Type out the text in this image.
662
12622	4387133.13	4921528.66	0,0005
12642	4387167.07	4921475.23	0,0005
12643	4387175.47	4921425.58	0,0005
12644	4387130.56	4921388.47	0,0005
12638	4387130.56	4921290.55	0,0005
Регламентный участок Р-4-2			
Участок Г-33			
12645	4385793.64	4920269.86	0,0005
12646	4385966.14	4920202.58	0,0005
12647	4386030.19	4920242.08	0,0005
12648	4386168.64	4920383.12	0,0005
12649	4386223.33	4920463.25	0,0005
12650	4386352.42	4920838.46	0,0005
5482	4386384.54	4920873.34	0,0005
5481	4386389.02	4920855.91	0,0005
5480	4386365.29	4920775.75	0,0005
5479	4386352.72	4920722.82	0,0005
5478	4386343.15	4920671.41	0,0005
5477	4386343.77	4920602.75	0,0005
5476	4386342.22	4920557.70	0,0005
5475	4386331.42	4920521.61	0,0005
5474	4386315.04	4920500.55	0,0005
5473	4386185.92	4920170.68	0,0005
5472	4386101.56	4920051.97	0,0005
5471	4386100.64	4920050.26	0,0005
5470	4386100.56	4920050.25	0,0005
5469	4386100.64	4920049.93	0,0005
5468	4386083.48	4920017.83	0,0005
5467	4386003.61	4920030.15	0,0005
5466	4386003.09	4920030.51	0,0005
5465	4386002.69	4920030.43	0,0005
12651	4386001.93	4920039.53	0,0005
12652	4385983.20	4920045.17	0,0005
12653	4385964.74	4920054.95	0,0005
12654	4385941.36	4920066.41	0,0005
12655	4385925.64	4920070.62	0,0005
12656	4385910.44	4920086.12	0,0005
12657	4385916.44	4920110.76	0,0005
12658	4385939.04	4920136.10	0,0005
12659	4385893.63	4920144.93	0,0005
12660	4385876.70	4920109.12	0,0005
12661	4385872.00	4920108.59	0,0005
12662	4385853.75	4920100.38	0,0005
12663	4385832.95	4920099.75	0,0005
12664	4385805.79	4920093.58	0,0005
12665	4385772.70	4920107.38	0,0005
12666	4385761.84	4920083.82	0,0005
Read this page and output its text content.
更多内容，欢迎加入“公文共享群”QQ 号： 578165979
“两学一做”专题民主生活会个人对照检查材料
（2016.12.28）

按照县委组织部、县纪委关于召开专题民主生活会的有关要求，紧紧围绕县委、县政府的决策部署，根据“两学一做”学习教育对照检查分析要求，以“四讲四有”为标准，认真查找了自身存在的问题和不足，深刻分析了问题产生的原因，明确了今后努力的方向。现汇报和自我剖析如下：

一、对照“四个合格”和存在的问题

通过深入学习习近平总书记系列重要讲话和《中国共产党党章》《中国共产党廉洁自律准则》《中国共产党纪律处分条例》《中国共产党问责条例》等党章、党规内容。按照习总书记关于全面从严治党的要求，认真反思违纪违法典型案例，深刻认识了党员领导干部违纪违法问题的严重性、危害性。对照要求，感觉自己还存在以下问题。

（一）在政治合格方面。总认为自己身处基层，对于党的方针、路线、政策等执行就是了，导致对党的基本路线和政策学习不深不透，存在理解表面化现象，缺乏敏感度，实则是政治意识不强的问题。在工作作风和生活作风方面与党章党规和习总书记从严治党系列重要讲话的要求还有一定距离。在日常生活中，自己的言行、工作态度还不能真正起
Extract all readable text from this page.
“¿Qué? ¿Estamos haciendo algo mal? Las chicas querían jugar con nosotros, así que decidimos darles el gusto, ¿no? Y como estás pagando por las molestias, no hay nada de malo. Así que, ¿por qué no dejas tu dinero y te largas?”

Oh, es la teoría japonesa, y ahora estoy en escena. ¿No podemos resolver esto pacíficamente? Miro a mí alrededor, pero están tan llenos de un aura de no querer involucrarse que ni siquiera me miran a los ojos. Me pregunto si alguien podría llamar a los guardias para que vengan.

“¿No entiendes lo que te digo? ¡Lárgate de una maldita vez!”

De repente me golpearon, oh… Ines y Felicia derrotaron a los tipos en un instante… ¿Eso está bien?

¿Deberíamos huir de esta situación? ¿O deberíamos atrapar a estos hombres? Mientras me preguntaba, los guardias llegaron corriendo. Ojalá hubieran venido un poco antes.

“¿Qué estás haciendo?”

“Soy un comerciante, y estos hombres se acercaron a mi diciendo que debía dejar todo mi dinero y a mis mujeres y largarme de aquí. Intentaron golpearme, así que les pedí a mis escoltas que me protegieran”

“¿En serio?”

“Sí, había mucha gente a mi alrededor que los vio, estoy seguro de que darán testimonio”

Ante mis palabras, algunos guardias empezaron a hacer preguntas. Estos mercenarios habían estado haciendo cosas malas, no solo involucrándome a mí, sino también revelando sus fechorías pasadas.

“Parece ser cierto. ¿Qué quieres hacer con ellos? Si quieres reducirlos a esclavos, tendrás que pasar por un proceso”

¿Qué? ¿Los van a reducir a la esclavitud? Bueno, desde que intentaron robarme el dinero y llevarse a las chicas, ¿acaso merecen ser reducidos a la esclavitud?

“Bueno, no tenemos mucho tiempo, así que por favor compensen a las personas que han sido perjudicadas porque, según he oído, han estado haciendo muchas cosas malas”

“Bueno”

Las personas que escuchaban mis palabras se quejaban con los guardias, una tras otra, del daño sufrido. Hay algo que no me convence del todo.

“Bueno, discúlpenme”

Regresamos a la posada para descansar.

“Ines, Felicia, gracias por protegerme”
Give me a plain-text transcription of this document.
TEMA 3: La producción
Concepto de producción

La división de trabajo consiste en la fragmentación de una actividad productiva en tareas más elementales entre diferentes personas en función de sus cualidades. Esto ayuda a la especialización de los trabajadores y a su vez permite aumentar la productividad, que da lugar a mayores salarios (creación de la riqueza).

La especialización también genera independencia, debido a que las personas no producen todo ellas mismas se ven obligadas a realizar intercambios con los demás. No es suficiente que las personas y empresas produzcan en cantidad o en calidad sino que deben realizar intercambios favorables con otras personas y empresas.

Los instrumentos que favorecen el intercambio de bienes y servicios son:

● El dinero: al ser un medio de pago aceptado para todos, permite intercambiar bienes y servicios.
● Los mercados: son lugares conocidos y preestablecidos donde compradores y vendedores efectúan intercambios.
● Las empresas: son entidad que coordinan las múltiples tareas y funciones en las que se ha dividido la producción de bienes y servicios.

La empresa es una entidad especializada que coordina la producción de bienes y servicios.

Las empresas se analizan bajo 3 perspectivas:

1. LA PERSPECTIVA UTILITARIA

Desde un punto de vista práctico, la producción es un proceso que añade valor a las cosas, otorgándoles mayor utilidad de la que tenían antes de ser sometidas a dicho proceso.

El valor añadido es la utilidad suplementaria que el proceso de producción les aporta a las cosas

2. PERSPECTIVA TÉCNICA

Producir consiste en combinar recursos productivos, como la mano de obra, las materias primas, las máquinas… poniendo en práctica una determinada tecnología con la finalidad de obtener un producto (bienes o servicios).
***
- _Challenge_
Copy out all lines from the material above that contain the string "valor".

- _Full answer_
Desde un punto de vista práctico, la producción es un proceso que añade valor a las cosas, otorgándoles mayor utilidad de la que tenían antes de ser sometidas a dicho proceso.
El valor añadido es la utilidad suplementaria que el proceso de producción les aporta a las cosas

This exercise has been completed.